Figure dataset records
[START]

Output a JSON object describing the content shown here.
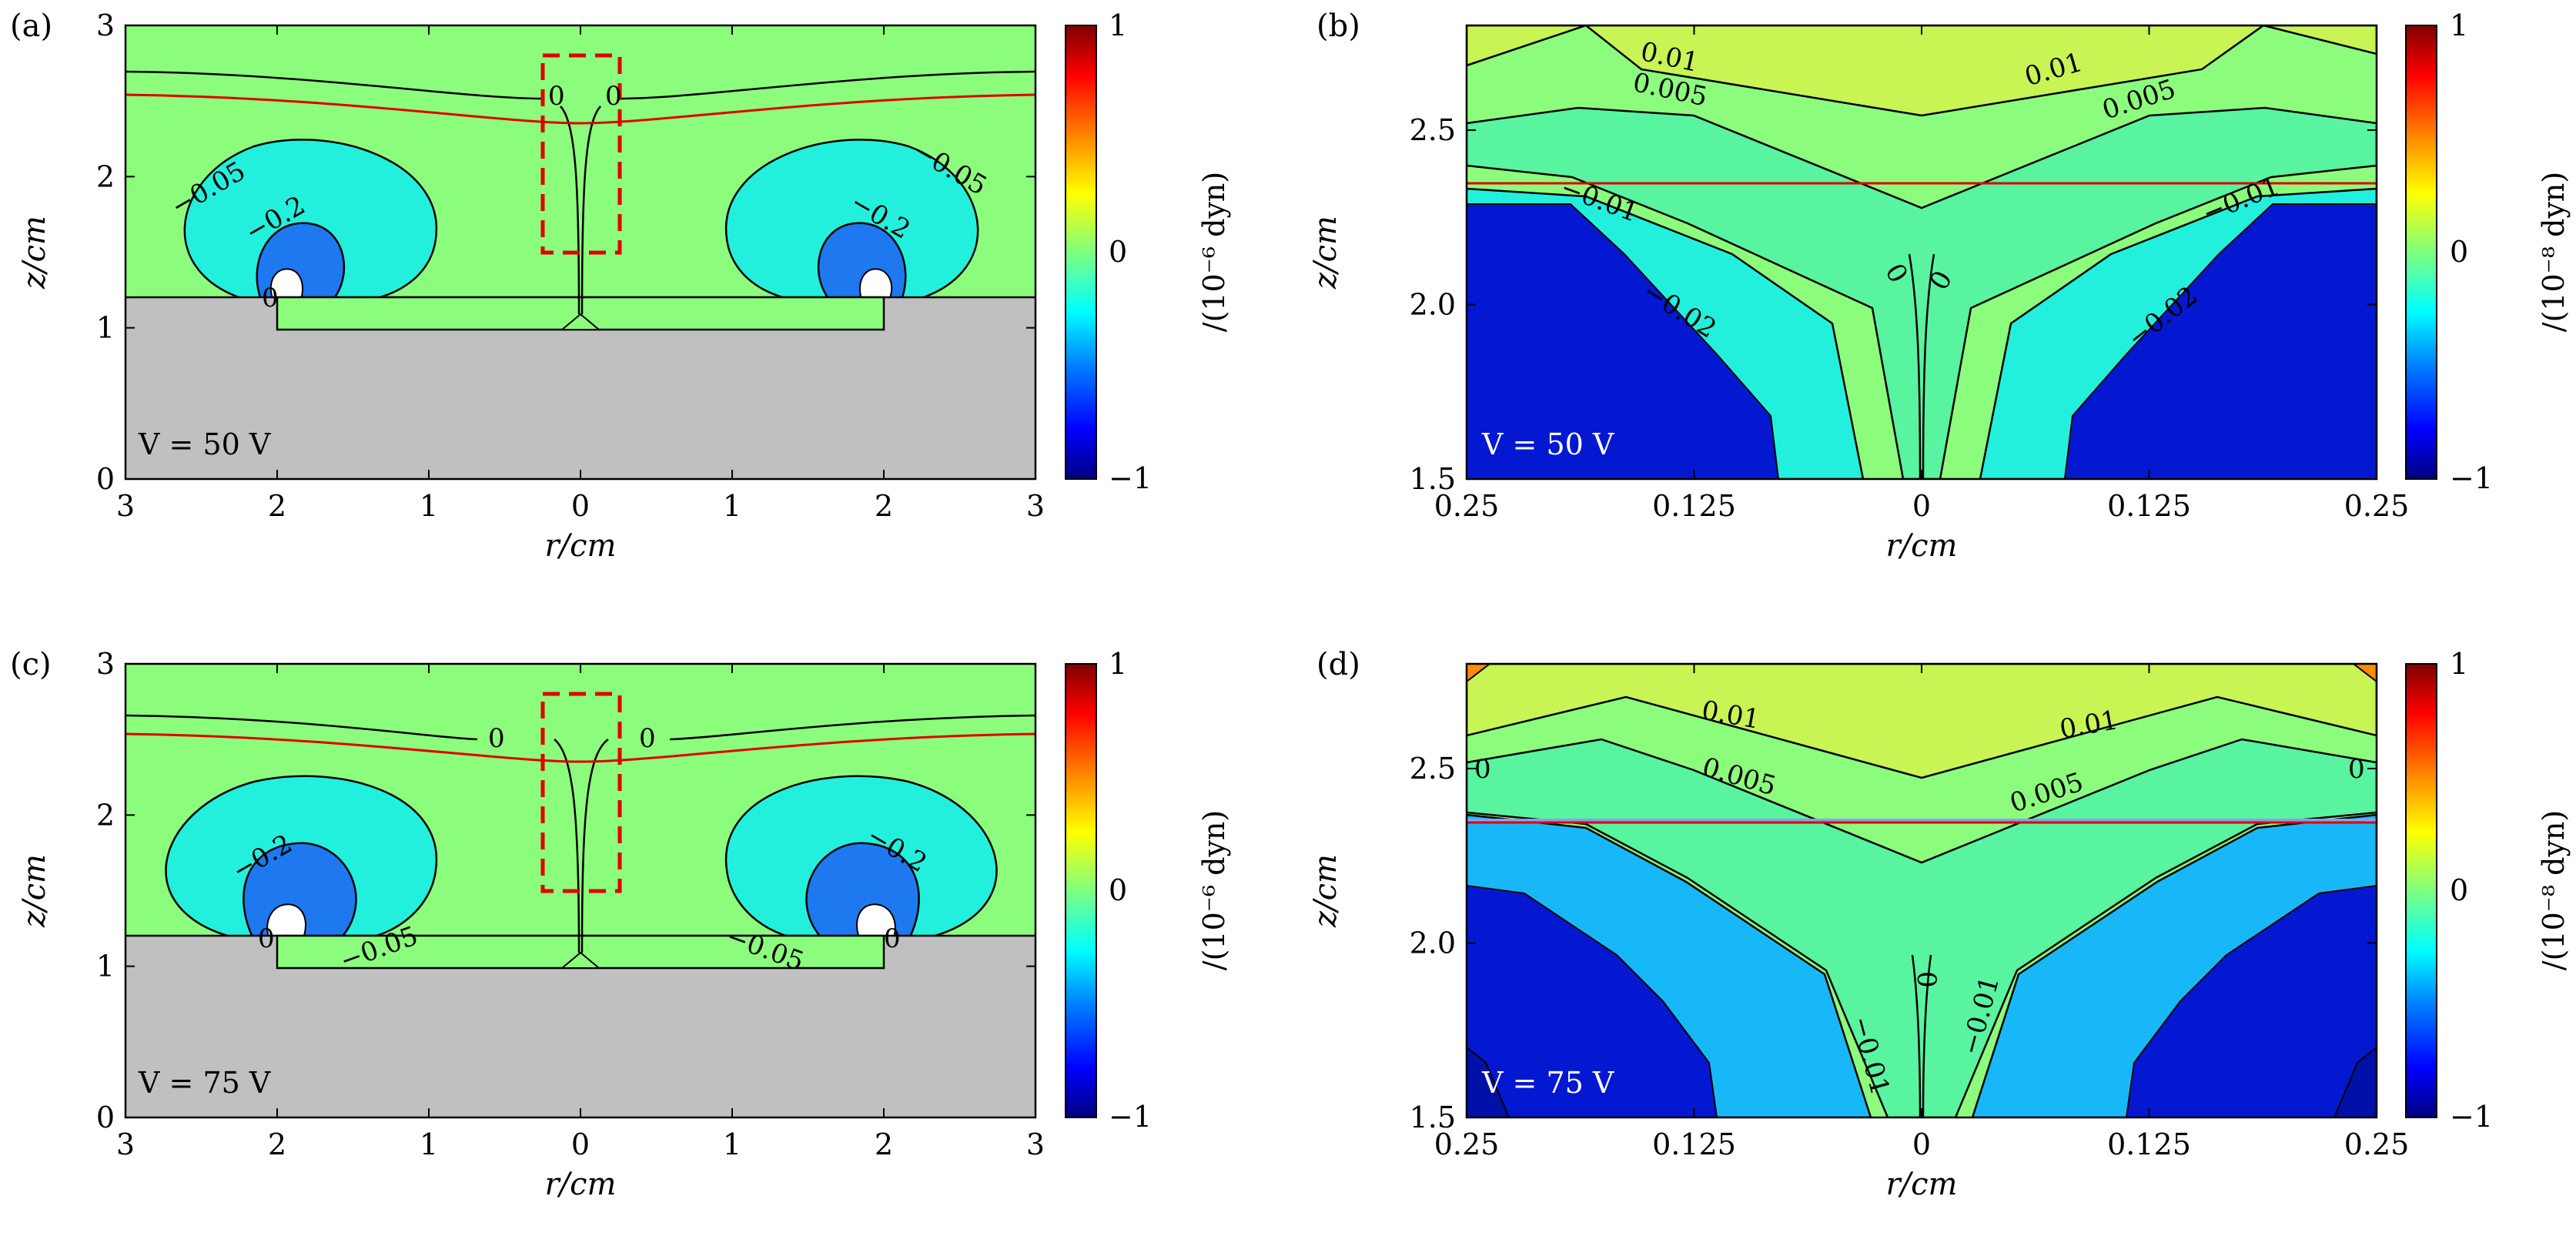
{
  "colors": {
    "background_field": "#8cfc7c",
    "light_cyan": "#22f0dc",
    "cyan": "#38f5c8",
    "mid_blue": "#1e78f0",
    "deep_blue": "#0418d2",
    "sky_blue": "#18b8f8",
    "navy": "#0010a8",
    "green_mid": "#58f4a0",
    "yellow_green": "#c8f454",
    "electrode_gray": "#c0c0c0",
    "contour": "#000000",
    "surface_line": "#e00000",
    "zoom_box": "#e00000"
  },
  "colorbar": {
    "max_label": "1",
    "zero_label": "0",
    "min_label": "−1",
    "stops": [
      "#7f0000",
      "#ff0000",
      "#ff8c00",
      "#ffff00",
      "#7fff7f",
      "#00ffff",
      "#0080ff",
      "#0000ff",
      "#00007f"
    ]
  },
  "chart_data": [
    {
      "panel": "(a)",
      "type": "contour",
      "xlabel": "r/cm",
      "ylabel": "z/cm",
      "x_ticks": [
        "3",
        "2",
        "1",
        "0",
        "1",
        "2",
        "3"
      ],
      "y_ticks": [
        "0",
        "1",
        "2",
        "3"
      ],
      "xlim": [
        -3,
        3
      ],
      "ylim": [
        0,
        3
      ],
      "colorbar_unit": "/(10⁻⁶ dyn)",
      "voltage_label": "V = 50 V",
      "contour_labels": [
        "0",
        "0",
        "−0.05",
        "−0.2",
        "−0.2",
        "−0.05",
        "0"
      ],
      "zoom_box": {
        "r": [
          -0.25,
          0.25
        ],
        "z": [
          1.5,
          2.8
        ]
      }
    },
    {
      "panel": "(b)",
      "type": "contour",
      "xlabel": "r/cm",
      "ylabel": "z/cm",
      "x_ticks": [
        "0.25",
        "0.125",
        "0",
        "0.125",
        "0.25"
      ],
      "y_ticks": [
        "1.5",
        "2.0",
        "2.5"
      ],
      "xlim": [
        -0.25,
        0.25
      ],
      "ylim": [
        1.5,
        2.8
      ],
      "colorbar_unit": "/(10⁻⁸ dyn)",
      "voltage_label": "V = 50 V",
      "contour_labels": [
        "0.01",
        "0.01",
        "0.005",
        "0.005",
        "−0.01",
        "−0.01",
        "−0.02",
        "−0.02",
        "0",
        "0"
      ]
    },
    {
      "panel": "(c)",
      "type": "contour",
      "xlabel": "r/cm",
      "ylabel": "z/cm",
      "x_ticks": [
        "3",
        "2",
        "1",
        "0",
        "1",
        "2",
        "3"
      ],
      "y_ticks": [
        "0",
        "1",
        "2",
        "3"
      ],
      "xlim": [
        -3,
        3
      ],
      "ylim": [
        0,
        3
      ],
      "colorbar_unit": "/(10⁻⁶ dyn)",
      "voltage_label": "V = 75 V",
      "contour_labels": [
        "0",
        "0",
        "−0.2",
        "−0.2",
        "−0.05",
        "−0.05",
        "0",
        "0"
      ],
      "zoom_box": {
        "r": [
          -0.25,
          0.25
        ],
        "z": [
          1.5,
          2.8
        ]
      }
    },
    {
      "panel": "(d)",
      "type": "contour",
      "xlabel": "r/cm",
      "ylabel": "z/cm",
      "x_ticks": [
        "0.25",
        "0.125",
        "0",
        "0.125",
        "0.25"
      ],
      "y_ticks": [
        "1.5",
        "2.0",
        "2.5"
      ],
      "xlim": [
        -0.25,
        0.25
      ],
      "ylim": [
        1.5,
        2.8
      ],
      "colorbar_unit": "/(10⁻⁸ dyn)",
      "voltage_label": "V = 75 V",
      "contour_labels": [
        "0.01",
        "0.01",
        "0.005",
        "0.005",
        "0",
        "0",
        "−0.01",
        "−0.01",
        "0"
      ]
    }
  ]
}
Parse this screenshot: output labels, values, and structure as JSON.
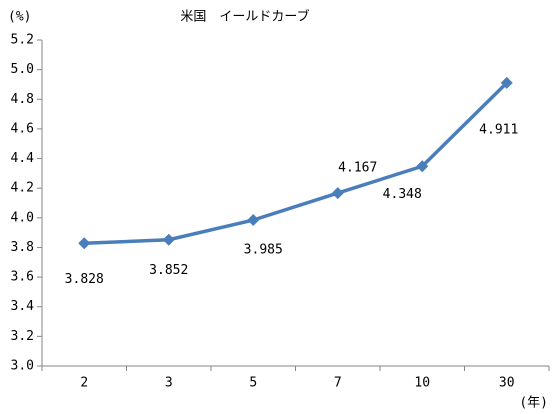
{
  "chart_data": {
    "type": "line",
    "title": "米国　イールドカーブ",
    "y_label": "(%)",
    "x_label": "(年)",
    "categories": [
      "2",
      "3",
      "5",
      "7",
      "10",
      "30"
    ],
    "series": [
      {
        "name": "米国",
        "color": "#4a7ebb",
        "values": [
          3.828,
          3.852,
          3.985,
          4.167,
          4.348,
          4.911
        ]
      }
    ],
    "ylim": [
      3.0,
      5.2
    ],
    "yticks": [
      {
        "value": 3.0,
        "label": "3.0"
      },
      3.2,
      3.4,
      3.6,
      3.8,
      {
        "value": 4.0,
        "label": "4.0"
      },
      4.2,
      4.4,
      4.6,
      4.8,
      {
        "value": 5.0,
        "label": "5.0"
      },
      5.2
    ],
    "grid": false
  }
}
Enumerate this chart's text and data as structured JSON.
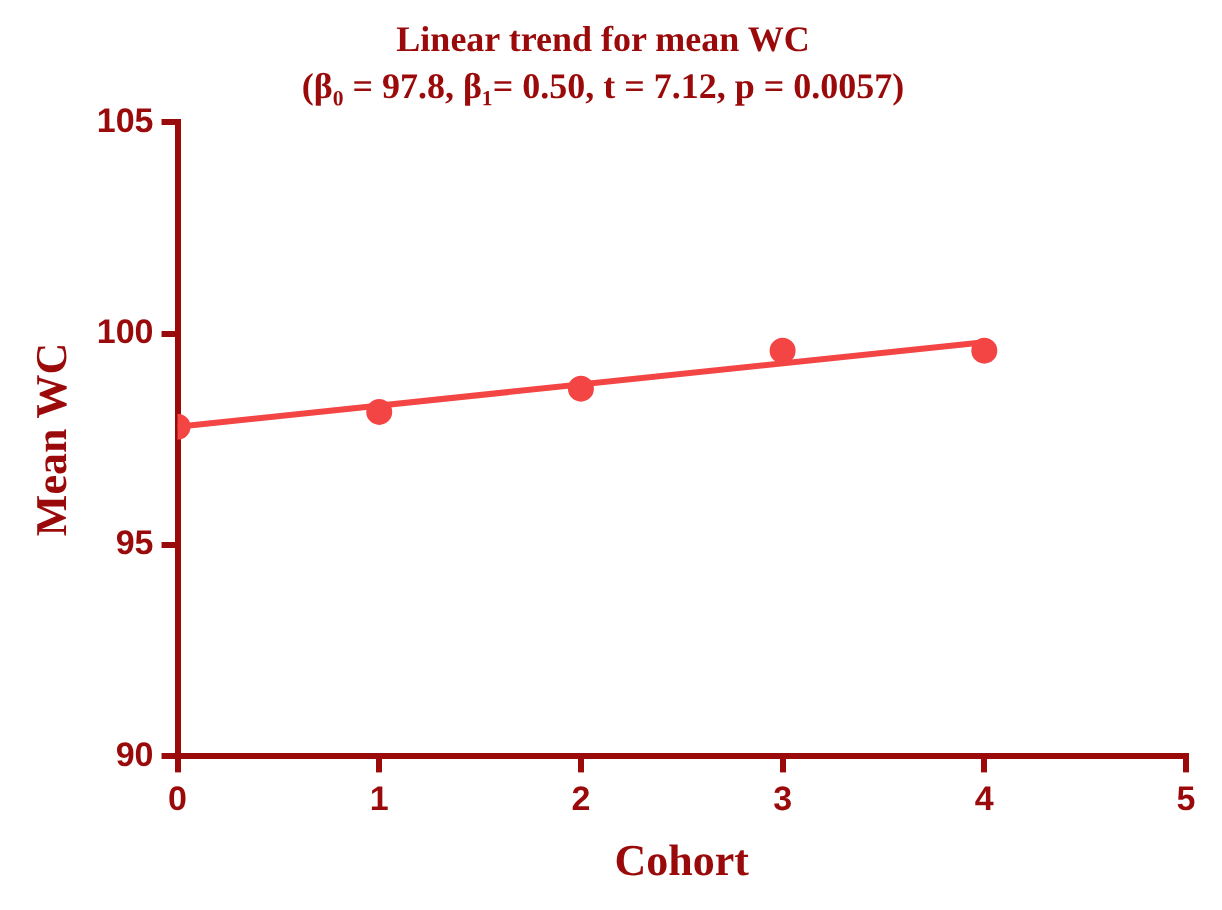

[END]

◆ Task to complete ◆
Count how many lines of the data include the word "values". Your reply should be that number alone.

◆ Right answer ◆
2